Selected extract:
And how impressed would she be?

Very impressed.

The rules are simple. Ride and photo/video your Florida bomb between July 15 and Nov 1. Get laid.

Sign up here.


Ross Williams
Frisky and Spicy! Ross Williams is now a tourist attraction and people actually ask for him at events!

Ross Williams: “Julian to win world title!”

The WSL's #1 commentator cuts through the bull!

It all happened so fast! In just one dazzling year, the carrot-haired former sparring partner of Shane Dorian, one of the leaders of the so-called Momentum Generation, has become the number one voice in surfing.

It isn’t hard to see why. Those liquorice lips hurling blaxploitation and early hip-hop smilies, actual recent-ish tour experience and a candour that, to use a slightly spicy American idiom, “cuts through the bull.”

Ross Williams is the WSL’s own Marv Albert, but without the same ability to pair heels and dress.

(Click here) 

Today I asked Ross for a post-Tahiti rub down. It’s an email interview, as these things tend to be these days, so I couldn’t say things like, “You’re full of shit! Pour another drink!” to create some kinda rapport.

But!

Two important points emerged: one, Julian will most likely win the world title and, two, Gabriel’s ass is fried…

BeachGrit: What was the most significant, moment, for you, in Tahiti?

Ross: Jeremy’s win was really cool. It was nice to see his hard work pay off. From a year ago with his incident at J-Bay evoking punishment in the form of watching Tahiti unfold right in front of him – that event being one of, if not the, best events of all time at his personal favorite location. That situation lit a serious fire inside to not only appreciate his “job”, but to embrace the opportunity to compete at his personal best. Now he’s come full circle with his steady comeback trail in competing and rebounded from his life-changing injury just prior to this year’s South Africa event. Considering all of that, it has to be one of the most impressive wins in surfing history.

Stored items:

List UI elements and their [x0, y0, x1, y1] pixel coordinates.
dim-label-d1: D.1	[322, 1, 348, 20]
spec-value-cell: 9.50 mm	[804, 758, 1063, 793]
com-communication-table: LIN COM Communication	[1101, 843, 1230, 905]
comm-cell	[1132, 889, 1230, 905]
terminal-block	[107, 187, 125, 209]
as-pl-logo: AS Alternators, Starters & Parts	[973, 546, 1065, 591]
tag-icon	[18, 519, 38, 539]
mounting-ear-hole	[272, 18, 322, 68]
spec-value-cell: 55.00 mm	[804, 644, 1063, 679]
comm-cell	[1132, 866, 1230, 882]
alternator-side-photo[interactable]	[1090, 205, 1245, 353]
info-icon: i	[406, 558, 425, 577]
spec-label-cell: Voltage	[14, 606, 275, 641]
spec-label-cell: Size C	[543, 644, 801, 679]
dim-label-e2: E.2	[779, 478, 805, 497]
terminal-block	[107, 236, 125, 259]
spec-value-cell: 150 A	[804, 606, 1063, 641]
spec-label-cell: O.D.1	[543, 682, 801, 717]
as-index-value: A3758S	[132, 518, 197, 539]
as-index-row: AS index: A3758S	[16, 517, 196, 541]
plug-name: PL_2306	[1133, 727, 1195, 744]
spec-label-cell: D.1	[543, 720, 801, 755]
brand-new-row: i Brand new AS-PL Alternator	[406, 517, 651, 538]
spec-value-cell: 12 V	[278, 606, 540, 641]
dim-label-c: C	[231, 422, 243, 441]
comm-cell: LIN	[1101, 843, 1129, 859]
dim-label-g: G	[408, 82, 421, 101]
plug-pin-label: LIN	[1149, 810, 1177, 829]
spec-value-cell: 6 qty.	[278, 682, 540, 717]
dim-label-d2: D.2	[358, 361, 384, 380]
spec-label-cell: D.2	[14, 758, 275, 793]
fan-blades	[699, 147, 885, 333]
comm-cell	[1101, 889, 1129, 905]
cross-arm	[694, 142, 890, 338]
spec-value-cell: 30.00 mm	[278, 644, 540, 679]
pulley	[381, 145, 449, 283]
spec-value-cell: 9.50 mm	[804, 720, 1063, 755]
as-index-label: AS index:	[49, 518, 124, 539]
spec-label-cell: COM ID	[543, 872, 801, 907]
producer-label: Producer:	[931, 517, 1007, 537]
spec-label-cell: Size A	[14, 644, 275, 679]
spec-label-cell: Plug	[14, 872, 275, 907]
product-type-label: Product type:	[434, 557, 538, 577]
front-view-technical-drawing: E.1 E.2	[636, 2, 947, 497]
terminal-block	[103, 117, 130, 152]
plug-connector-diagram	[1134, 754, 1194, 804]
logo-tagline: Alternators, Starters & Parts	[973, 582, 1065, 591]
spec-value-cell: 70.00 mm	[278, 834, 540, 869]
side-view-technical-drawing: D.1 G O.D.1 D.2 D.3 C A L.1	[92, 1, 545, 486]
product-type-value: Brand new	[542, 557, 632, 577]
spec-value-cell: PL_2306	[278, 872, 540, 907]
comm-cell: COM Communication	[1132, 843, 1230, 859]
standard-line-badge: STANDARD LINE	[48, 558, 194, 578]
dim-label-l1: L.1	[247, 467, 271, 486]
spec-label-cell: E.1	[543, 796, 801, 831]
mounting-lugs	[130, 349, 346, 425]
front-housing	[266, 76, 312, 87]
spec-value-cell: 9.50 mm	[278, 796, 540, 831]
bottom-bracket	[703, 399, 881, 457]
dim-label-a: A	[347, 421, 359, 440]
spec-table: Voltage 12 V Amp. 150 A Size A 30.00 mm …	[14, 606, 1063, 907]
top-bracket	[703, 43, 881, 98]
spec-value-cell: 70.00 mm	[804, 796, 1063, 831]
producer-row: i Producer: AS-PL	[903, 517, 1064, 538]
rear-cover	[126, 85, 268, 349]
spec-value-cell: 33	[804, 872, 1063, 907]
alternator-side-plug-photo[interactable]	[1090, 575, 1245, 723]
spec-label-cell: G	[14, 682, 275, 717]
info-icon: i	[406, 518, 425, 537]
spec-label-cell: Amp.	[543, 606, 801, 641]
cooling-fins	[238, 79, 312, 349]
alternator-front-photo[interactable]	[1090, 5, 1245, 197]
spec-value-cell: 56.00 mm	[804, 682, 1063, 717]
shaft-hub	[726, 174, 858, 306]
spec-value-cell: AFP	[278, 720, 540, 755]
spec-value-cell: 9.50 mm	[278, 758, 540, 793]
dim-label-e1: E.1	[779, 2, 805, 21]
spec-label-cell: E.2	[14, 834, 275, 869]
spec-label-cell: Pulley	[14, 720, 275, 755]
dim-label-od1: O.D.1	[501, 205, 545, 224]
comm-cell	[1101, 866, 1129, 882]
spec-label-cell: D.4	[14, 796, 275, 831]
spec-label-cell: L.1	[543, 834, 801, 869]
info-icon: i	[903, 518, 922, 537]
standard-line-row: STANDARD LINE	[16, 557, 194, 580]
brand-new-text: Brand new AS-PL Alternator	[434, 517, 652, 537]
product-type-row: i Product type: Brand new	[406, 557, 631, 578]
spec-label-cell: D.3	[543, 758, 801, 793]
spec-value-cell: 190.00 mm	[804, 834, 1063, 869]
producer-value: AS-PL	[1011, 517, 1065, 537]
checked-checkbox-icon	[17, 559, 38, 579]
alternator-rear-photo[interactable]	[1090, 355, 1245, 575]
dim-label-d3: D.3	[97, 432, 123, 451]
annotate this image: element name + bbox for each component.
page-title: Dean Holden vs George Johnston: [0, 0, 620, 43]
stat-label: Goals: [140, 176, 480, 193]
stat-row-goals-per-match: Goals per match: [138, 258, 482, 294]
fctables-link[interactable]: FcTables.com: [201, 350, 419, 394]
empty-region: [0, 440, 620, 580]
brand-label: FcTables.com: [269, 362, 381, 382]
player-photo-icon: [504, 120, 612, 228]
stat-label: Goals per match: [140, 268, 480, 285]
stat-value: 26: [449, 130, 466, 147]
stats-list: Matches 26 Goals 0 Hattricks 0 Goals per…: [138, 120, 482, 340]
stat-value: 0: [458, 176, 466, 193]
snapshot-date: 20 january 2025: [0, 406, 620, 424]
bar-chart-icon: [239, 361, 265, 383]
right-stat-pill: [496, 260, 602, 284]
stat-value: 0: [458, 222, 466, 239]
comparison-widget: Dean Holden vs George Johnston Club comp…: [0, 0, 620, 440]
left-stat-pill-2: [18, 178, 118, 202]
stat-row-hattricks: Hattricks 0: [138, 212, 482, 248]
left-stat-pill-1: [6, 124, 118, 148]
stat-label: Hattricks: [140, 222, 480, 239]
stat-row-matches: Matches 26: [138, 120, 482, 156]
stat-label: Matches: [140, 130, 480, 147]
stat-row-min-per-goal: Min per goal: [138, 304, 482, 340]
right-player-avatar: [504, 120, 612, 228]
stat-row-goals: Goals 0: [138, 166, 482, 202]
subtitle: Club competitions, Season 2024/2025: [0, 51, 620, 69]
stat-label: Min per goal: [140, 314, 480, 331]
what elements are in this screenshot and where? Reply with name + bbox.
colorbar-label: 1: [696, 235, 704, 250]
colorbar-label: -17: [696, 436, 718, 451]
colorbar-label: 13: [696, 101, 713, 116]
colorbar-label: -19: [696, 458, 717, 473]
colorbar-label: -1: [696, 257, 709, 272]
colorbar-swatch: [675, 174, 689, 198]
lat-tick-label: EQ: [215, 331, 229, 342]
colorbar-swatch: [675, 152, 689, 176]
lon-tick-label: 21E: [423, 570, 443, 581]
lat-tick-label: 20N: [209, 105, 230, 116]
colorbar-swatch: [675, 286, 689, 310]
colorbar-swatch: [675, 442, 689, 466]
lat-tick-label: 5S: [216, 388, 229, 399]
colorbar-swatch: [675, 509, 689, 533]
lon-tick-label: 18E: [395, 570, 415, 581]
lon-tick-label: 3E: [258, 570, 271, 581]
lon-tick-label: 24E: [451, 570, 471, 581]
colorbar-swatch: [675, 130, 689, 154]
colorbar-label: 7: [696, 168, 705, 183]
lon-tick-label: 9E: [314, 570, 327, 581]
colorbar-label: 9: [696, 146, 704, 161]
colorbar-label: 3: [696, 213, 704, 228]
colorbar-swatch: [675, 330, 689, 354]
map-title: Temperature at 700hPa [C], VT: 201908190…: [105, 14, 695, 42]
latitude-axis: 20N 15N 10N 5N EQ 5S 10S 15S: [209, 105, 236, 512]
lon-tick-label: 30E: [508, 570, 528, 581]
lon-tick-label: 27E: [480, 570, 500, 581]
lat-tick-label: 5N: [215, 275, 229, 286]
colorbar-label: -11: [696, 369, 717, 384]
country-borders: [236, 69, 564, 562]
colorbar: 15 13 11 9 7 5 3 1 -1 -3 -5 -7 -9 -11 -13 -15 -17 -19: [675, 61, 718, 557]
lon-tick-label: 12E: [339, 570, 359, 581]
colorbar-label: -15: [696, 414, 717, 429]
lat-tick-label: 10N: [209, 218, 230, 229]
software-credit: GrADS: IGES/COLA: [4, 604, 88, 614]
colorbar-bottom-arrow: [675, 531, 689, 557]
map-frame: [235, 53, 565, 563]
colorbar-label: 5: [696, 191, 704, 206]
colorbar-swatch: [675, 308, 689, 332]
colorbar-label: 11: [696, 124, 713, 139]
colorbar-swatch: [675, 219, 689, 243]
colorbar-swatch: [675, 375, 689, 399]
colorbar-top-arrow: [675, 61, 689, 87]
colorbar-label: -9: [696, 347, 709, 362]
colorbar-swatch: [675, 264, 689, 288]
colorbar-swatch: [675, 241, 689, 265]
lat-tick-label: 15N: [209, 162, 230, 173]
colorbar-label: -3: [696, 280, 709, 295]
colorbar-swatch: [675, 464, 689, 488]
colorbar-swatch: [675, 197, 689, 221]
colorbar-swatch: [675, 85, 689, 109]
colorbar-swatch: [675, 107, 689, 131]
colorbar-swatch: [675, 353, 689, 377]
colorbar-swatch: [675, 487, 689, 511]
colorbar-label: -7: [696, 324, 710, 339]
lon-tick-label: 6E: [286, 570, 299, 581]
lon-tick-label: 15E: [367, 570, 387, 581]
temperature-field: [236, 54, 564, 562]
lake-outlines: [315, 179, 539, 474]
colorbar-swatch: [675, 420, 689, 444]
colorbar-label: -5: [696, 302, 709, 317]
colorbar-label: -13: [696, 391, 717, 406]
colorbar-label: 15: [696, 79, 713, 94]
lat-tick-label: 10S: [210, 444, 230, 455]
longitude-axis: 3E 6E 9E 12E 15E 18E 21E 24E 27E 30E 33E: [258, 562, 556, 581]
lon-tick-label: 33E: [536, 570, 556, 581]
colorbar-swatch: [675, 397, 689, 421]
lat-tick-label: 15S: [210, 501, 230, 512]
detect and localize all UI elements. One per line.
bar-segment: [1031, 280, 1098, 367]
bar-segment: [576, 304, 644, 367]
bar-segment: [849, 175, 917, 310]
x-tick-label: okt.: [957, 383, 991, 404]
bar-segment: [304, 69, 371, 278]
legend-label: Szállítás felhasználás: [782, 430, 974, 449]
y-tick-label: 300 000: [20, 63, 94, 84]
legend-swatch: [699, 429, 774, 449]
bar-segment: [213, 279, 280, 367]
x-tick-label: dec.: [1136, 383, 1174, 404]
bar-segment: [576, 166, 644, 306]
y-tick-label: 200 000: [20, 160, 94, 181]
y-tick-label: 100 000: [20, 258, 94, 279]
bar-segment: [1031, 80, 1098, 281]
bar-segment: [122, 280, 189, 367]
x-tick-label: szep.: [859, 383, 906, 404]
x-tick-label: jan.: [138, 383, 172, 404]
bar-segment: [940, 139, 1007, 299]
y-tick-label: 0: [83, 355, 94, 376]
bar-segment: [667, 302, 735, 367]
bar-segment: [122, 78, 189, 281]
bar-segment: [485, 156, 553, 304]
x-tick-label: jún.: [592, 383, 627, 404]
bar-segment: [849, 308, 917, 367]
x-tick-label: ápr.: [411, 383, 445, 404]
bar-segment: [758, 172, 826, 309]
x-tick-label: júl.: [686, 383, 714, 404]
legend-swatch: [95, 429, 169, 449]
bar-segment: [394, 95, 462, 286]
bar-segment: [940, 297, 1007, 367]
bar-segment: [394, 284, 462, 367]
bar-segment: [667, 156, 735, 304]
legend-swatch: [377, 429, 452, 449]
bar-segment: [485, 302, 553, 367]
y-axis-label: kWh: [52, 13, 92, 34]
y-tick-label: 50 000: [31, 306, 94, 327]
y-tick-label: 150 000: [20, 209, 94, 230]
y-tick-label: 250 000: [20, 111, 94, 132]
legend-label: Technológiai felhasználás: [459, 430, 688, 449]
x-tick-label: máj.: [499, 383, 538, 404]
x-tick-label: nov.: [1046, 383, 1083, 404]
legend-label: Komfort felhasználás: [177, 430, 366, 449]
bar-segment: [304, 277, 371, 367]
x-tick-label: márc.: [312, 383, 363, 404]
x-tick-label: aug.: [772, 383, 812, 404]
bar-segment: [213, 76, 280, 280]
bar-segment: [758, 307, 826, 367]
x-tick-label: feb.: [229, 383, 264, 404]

Required work:
• 1. In the Ross Williams interview, whose win in Tahiti does Ross call really cool?
• 2. Translate this sentence from the Ross Williams interview into Spanish: "It was nice to see his hard work pay off."
• 3. Pick up the Ross Williams interview from where it stops.

Expected results:
• 1. Jeremy's win.

• 2. Fue agradable ver que su arduo trabajo dio frutos.

• 3.
BeachGrit: Adriano leads the ratings. What chance do you think he has of winning the world title?

Ross: Obviously Adriano has a good chance. Leading now and heading into three events where he can win let alone get solid results. That being said, momentum is a funny thing and it’s currently not on his side. He’s one of the hardest working guys in the game and his approach is so comprehensive.

BeachGrit: Trestles, France, Portugal, Hawaii. All I can think of is Gabriel, Gabriel, Gabriel, Gabriel. Give me your thoughts on a beautiful last-minute title defence for the reigning champ?

Ross: Gabriel has found his 2014 self. It went missing for a minute, but he’s back to his normal status of not just winning heats, but smashing them. I think he’s dug himself too big of a hole to win the title, but he will be in the Top 5 no problem which is a commendable follow-up year.

BeachGrit: How’s Kelly looking right now? What’s working, what’s not? 

Ross: Kelly is ripping. He’s a bit preoccupied with his business adventures, but he’s still definitely surfing at a level that’s good enough to win events. If he can clean up the mini-blunders and keep his wave-catching rhythm throughout an entire event, he can still win. If he manages to get in the hunt by year’s end, he will be without a doubt the favorite at Pipe.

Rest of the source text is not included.